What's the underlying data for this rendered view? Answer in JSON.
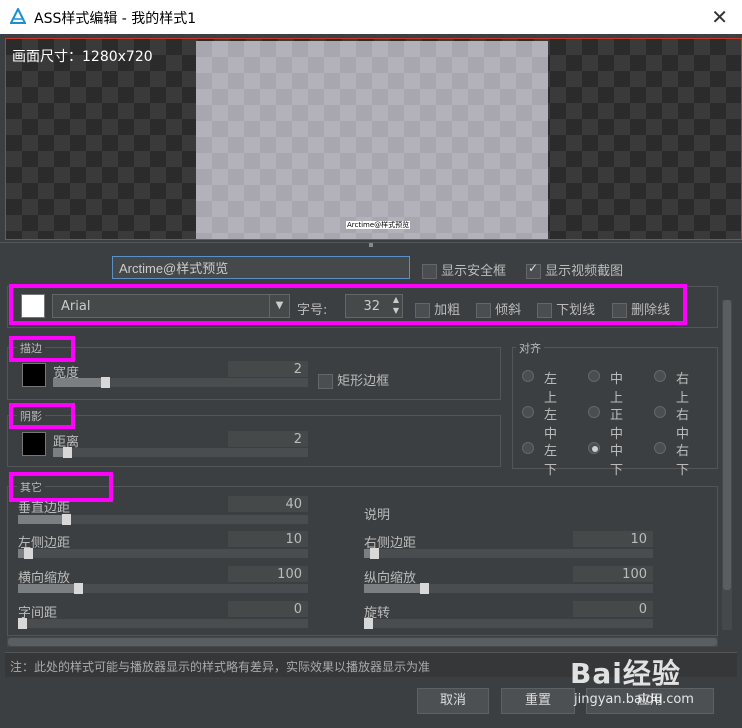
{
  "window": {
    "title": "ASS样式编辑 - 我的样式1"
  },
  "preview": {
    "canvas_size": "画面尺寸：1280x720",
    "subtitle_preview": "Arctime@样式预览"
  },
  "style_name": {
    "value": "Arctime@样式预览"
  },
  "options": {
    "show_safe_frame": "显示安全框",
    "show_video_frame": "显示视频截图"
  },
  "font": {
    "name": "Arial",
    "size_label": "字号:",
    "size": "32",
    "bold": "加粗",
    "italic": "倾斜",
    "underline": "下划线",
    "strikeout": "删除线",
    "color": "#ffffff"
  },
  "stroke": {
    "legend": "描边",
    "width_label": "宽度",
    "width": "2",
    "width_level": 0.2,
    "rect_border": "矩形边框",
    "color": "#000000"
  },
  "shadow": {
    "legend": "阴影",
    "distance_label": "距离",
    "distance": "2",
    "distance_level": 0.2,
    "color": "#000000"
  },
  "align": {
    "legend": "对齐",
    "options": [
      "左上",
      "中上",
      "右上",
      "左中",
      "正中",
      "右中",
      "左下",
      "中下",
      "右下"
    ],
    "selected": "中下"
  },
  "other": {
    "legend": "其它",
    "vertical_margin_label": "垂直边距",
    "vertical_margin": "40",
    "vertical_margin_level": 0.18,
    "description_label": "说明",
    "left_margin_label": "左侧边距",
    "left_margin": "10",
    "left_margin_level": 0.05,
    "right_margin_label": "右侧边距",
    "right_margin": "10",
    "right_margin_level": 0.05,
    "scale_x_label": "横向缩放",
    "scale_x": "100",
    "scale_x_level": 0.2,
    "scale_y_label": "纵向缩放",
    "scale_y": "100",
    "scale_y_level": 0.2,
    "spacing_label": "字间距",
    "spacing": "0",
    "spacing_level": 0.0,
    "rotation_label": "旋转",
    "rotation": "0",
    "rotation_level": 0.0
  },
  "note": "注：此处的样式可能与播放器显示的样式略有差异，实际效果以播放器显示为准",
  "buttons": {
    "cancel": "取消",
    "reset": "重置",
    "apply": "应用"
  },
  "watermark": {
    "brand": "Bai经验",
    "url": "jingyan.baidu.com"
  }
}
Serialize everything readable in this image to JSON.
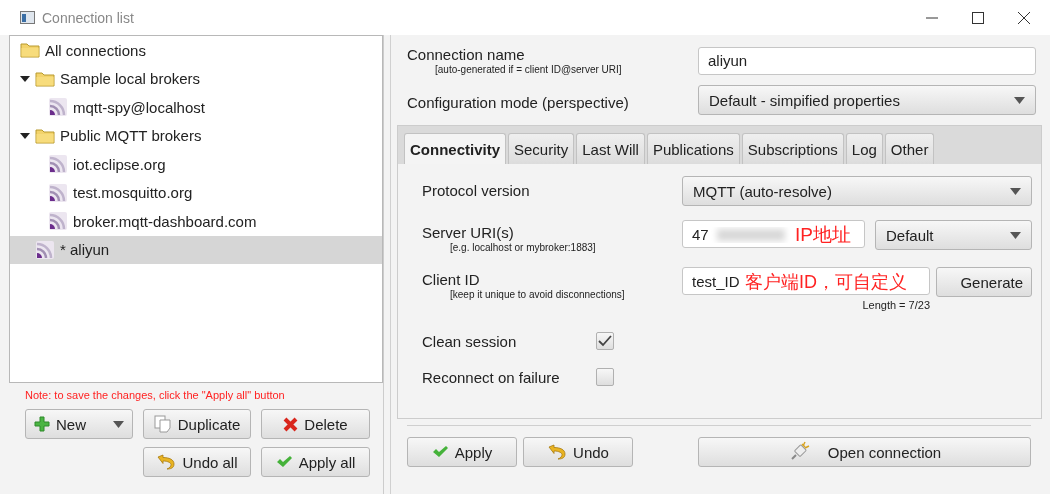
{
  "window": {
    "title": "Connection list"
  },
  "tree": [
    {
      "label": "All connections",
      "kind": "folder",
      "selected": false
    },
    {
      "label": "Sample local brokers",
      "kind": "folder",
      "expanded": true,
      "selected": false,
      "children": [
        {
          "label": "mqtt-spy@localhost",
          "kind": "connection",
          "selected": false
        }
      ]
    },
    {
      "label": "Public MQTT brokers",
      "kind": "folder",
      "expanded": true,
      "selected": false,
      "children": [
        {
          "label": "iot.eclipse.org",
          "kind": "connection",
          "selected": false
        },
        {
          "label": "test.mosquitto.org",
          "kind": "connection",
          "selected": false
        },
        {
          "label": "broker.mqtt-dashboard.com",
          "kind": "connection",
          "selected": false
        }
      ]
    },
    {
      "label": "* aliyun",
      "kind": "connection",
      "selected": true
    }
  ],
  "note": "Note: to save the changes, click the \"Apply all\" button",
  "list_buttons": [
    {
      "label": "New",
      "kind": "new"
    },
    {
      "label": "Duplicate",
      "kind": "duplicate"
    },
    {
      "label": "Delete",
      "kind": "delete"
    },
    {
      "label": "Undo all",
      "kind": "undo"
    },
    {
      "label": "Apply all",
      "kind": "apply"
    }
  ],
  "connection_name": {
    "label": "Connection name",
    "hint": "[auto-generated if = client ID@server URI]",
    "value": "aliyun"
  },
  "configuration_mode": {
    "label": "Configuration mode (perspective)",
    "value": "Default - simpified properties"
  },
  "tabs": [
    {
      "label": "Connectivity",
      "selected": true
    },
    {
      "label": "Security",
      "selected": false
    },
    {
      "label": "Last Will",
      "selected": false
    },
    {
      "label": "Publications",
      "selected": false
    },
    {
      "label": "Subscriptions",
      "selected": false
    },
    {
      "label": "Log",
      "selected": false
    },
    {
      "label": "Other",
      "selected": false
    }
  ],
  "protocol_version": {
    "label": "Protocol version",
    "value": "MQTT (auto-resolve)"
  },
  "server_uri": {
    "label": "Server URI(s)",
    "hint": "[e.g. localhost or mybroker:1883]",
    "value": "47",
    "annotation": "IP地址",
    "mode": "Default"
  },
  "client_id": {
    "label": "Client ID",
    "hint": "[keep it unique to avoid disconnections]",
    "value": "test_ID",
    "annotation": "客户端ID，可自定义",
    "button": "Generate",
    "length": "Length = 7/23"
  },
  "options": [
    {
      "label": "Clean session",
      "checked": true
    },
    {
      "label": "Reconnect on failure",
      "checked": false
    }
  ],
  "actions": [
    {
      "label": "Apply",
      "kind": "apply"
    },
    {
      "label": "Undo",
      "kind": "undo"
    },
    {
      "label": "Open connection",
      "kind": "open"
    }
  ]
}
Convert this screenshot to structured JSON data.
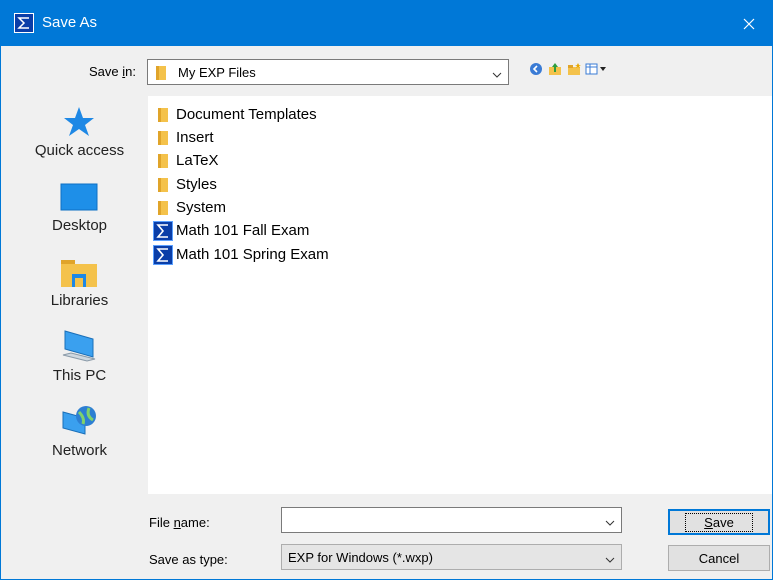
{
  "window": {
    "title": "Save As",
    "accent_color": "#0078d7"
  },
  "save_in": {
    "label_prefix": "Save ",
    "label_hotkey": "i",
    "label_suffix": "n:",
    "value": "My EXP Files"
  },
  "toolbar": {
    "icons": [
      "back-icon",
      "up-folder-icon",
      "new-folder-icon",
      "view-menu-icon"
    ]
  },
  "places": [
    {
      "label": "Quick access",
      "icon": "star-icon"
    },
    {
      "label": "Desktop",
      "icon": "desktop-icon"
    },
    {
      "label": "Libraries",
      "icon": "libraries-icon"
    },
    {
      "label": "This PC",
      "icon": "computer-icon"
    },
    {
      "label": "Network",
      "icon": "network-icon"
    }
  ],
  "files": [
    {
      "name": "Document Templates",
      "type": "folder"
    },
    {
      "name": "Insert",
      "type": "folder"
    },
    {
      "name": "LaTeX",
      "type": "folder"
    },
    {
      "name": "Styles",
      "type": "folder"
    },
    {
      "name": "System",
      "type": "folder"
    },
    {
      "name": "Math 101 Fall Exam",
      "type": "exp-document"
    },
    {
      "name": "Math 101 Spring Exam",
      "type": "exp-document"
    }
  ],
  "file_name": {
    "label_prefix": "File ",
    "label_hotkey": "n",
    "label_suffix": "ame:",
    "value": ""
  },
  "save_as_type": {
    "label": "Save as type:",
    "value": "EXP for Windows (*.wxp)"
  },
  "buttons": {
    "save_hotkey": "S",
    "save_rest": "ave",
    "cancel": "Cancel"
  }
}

□ □ □

## Problem statement
Reproduce the material in its entirety and word for word, without the pictures.

## Response
What's the underlying data for this rendered view? Answer in JSON.
{
  "window": {
    "title": "ASS样式编辑 - 我的样式1"
  },
  "preview": {
    "canvas_size": "画面尺寸：1280x720",
    "subtitle_preview": "Arctime@样式预览"
  },
  "style_name": {
    "value": "Arctime@样式预览"
  },
  "options": {
    "show_safe_frame": "显示安全框",
    "show_video_frame": "显示视频截图"
  },
  "font": {
    "name": "Arial",
    "size_label": "字号:",
    "size": "32",
    "bold": "加粗",
    "italic": "倾斜",
    "underline": "下划线",
    "strikeout": "删除线",
    "color": "#ffffff"
  },
  "stroke": {
    "legend": "描边",
    "width_label": "宽度",
    "width": "2",
    "width_level": 0.2,
    "rect_border": "矩形边框",
    "color": "#000000"
  },
  "shadow": {
    "legend": "阴影",
    "distance_label": "距离",
    "distance": "2",
    "distance_level": 0.2,
    "color": "#000000"
  },
  "align": {
    "legend": "对齐",
    "options": [
      "左上",
      "中上",
      "右上",
      "左中",
      "正中",
      "右中",
      "左下",
      "中下",
      "右下"
    ],
    "selected": "中下"
  },
  "other": {
    "legend": "其它",
    "vertical_margin_label": "垂直边距",
    "vertical_margin": "40",
    "vertical_margin_level": 0.18,
    "description_label": "说明",
    "left_margin_label": "左侧边距",
    "left_margin": "10",
    "left_margin_level": 0.05,
    "right_margin_label": "右侧边距",
    "right_margin": "10",
    "right_margin_level": 0.05,
    "scale_x_label": "横向缩放",
    "scale_x": "100",
    "scale_x_level": 0.2,
    "scale_y_label": "纵向缩放",
    "scale_y": "100",
    "scale_y_level": 0.2,
    "spacing_label": "字间距",
    "spacing": "0",
    "spacing_level": 0.0,
    "rotation_label": "旋转",
    "rotation": "0",
    "rotation_level": 0.0
  },
  "note": "注：此处的样式可能与播放器显示的样式略有差异，实际效果以播放器显示为准",
  "buttons": {
    "cancel": "取消",
    "reset": "重置",
    "apply": "应用"
  },
  "watermark": {
    "brand": "Bai经验",
    "url": "jingyan.baidu.com"
  }
}
Serialize everything readable in this image to JSON.
{
  "window": {
    "title": "Connection list"
  },
  "tree": [
    {
      "label": "All connections",
      "kind": "folder",
      "selected": false
    },
    {
      "label": "Sample local brokers",
      "kind": "folder",
      "expanded": true,
      "selected": false,
      "children": [
        {
          "label": "mqtt-spy@localhost",
          "kind": "connection",
          "selected": false
        }
      ]
    },
    {
      "label": "Public MQTT brokers",
      "kind": "folder",
      "expanded": true,
      "selected": false,
      "children": [
        {
          "label": "iot.eclipse.org",
          "kind": "connection",
          "selected": false
        },
        {
          "label": "test.mosquitto.org",
          "kind": "connection",
          "selected": false
        },
        {
          "label": "broker.mqtt-dashboard.com",
          "kind": "connection",
          "selected": false
        }
      ]
    },
    {
      "label": "* aliyun",
      "kind": "connection",
      "selected": true
    }
  ],
  "note": "Note: to save the changes, click the \"Apply all\" button",
  "list_buttons": [
    {
      "label": "New",
      "kind": "new"
    },
    {
      "label": "Duplicate",
      "kind": "duplicate"
    },
    {
      "label": "Delete",
      "kind": "delete"
    },
    {
      "label": "Undo all",
      "kind": "undo"
    },
    {
      "label": "Apply all",
      "kind": "apply"
    }
  ],
  "connection_name": {
    "label": "Connection name",
    "hint": "[auto-generated if = client ID@server URI]",
    "value": "aliyun"
  },
  "configuration_mode": {
    "label": "Configuration mode (perspective)",
    "value": "Default - simpified properties"
  },
  "tabs": [
    {
      "label": "Connectivity",
      "selected": true
    },
    {
      "label": "Security",
      "selected": false
    },
    {
      "label": "Last Will",
      "selected": false
    },
    {
      "label": "Publications",
      "selected": false
    },
    {
      "label": "Subscriptions",
      "selected": false
    },
    {
      "label": "Log",
      "selected": false
    },
    {
      "label": "Other",
      "selected": false
    }
  ],
  "protocol_version": {
    "label": "Protocol version",
    "value": "MQTT (auto-resolve)"
  },
  "server_uri": {
    "label": "Server URI(s)",
    "hint": "[e.g. localhost or mybroker:1883]",
    "value": "47",
    "annotation": "IP地址",
    "mode": "Default"
  },
  "client_id": {
    "label": "Client ID",
    "hint": "[keep it unique to avoid disconnections]",
    "value": "test_ID",
    "annotation": "客户端ID，可自定义",
    "button": "Generate",
    "length": "Length = 7/23"
  },
  "options": [
    {
      "label": "Clean session",
      "checked": true
    },
    {
      "label": "Reconnect on failure",
      "checked": false
    }
  ],
  "actions": [
    {
      "label": "Apply",
      "kind": "apply"
    },
    {
      "label": "Undo",
      "kind": "undo"
    },
    {
      "label": "Open connection",
      "kind": "open"
    }
  ]
}
Convert this screenshot to structured JSON data.
{
  "window": {
    "title": "Save As",
    "accent_color": "#0078d7"
  },
  "save_in": {
    "label_prefix": "Save ",
    "label_hotkey": "i",
    "label_suffix": "n:",
    "value": "My EXP Files"
  },
  "toolbar": {
    "icons": [
      "back-icon",
      "up-folder-icon",
      "new-folder-icon",
      "view-menu-icon"
    ]
  },
  "places": [
    {
      "label": "Quick access",
      "icon": "star-icon"
    },
    {
      "label": "Desktop",
      "icon": "desktop-icon"
    },
    {
      "label": "Libraries",
      "icon": "libraries-icon"
    },
    {
      "label": "This PC",
      "icon": "computer-icon"
    },
    {
      "label": "Network",
      "icon": "network-icon"
    }
  ],
  "files": [
    {
      "name": "Document Templates",
      "type": "folder"
    },
    {
      "name": "Insert",
      "type": "folder"
    },
    {
      "name": "LaTeX",
      "type": "folder"
    },
    {
      "name": "Styles",
      "type": "folder"
    },
    {
      "name": "System",
      "type": "folder"
    },
    {
      "name": "Math 101 Fall Exam",
      "type": "exp-document"
    },
    {
      "name": "Math 101 Spring Exam",
      "type": "exp-document"
    }
  ],
  "file_name": {
    "label_prefix": "File ",
    "label_hotkey": "n",
    "label_suffix": "ame:",
    "value": ""
  },
  "save_as_type": {
    "label": "Save as type:",
    "value": "EXP for Windows (*.wxp)"
  },
  "buttons": {
    "save_hotkey": "S",
    "save_rest": "ave",
    "cancel": "Cancel"
  }
}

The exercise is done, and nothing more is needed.